(Recorded data)
┄┄┄┄┄┄┄┄┄┄┄┄┄┄┄┄┄┄┄┄
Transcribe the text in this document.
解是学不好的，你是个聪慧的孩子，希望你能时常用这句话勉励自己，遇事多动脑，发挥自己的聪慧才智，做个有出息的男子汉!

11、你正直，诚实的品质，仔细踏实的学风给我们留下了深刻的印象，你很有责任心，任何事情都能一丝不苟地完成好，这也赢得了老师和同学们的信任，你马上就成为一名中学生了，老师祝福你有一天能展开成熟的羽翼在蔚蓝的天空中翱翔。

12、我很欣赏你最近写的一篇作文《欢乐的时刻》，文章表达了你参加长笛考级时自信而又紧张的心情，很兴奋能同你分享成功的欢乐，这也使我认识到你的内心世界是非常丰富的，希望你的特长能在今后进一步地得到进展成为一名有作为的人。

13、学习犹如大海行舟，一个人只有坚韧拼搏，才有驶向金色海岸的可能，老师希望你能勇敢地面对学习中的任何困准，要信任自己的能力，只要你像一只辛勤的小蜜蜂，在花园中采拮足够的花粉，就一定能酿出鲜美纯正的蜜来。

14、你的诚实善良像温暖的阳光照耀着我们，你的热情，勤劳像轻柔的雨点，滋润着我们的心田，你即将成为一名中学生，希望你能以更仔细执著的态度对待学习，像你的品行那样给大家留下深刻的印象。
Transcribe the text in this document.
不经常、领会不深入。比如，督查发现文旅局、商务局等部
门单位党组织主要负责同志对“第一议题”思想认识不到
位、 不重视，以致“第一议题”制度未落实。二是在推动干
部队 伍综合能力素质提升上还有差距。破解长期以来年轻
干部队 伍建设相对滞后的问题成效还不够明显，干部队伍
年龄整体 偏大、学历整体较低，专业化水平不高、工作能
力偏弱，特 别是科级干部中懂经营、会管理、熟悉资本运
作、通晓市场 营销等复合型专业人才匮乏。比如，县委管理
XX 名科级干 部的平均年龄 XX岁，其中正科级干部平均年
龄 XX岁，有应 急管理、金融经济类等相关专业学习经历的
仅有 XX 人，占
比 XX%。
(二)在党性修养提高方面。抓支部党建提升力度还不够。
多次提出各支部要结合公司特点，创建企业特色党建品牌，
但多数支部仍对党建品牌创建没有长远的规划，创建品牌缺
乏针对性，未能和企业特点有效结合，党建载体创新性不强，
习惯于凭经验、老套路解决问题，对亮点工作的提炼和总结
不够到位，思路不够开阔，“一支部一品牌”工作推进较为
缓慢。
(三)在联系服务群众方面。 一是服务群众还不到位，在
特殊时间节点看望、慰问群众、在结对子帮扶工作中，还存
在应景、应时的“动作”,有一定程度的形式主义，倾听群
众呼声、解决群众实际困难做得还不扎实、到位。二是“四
┄┄┄┄┄┄┄┄┄┄┄┄┄┄┄┄┄┄┄┄
■ **WHAT YOU HAVE TO DO**:
From the records above, extract every entry exactly as given.

■ **CORRECT RESPONSE**:
Transcribe the text in this document.
解是学不好的，你是个聪慧的孩子，希望你能时常用这句话勉励自己，遇事多动脑，发挥自己的聪慧才智，做个有出息的男子汉!

11、你正直，诚实的品质，仔细踏实的学风给我们留下了深刻的印象，你很有责任心，任何事情都能一丝不苟地完成好，这也赢得了老师和同学们的信任，你马上就成为一名中学生了，老师祝福你有一天能展开成熟的羽翼在蔚蓝的天空中翱翔。

12、我很欣赏你最近写的一篇作文《欢乐的时刻》，文章表达了你参加长笛考级时自信而又紧张的心情，很兴奋能同你分享成功的欢乐，这也使我认识到你的内心世界是非常丰富的，希望你的特长能在今后进一步地得到进展成为一名有作为的人。

13、学习犹如大海行舟，一个人只有坚韧拼搏，才有驶向金色海岸的可能，老师希望你能勇敢地面对学习中的任何困准，要信任自己的能力，只要你像一只辛勤的小蜜蜂，在花园中采拮足够的花粉，就一定能酿出鲜美纯正的蜜来。

14、你的诚实善良像温暖的阳光照耀着我们，你的热情，勤劳像轻柔的雨点，滋润着我们的心田，你即将成为一名中学生，希望你能以更仔细执著的态度对待学习，像你的品行那样给大家留下深刻的印象。
Transcribe the text in this document.
不经常、领会不深入。比如，督查发现文旅局、商务局等部
门单位党组织主要负责同志对“第一议题”思想认识不到
位、 不重视，以致“第一议题”制度未落实。二是在推动干
部队 伍综合能力素质提升上还有差距。破解长期以来年轻
干部队 伍建设相对滞后的问题成效还不够明显，干部队伍
年龄整体 偏大、学历整体较低，专业化水平不高、工作能
力偏弱，特 别是科级干部中懂经营、会管理、熟悉资本运
作、通晓市场 营销等复合型专业人才匮乏。比如，县委管理
XX 名科级干 部的平均年龄 XX岁，其中正科级干部平均年
龄 XX岁，有应 急管理、金融经济类等相关专业学习经历的
仅有 XX 人，占
比 XX%。
(二)在党性修养提高方面。抓支部党建提升力度还不够。
多次提出各支部要结合公司特点，创建企业特色党建品牌，
但多数支部仍对党建品牌创建没有长远的规划，创建品牌缺
乏针对性，未能和企业特点有效结合，党建载体创新性不强，
习惯于凭经验、老套路解决问题，对亮点工作的提炼和总结
不够到位，思路不够开阔，“一支部一品牌”工作推进较为
缓慢。
(三)在联系服务群众方面。 一是服务群众还不到位，在
特殊时间节点看望、慰问群众、在结对子帮扶工作中，还存
在应景、应时的“动作”,有一定程度的形式主义，倾听群
众呼声、解决群众实际困难做得还不扎实、到位。二是“四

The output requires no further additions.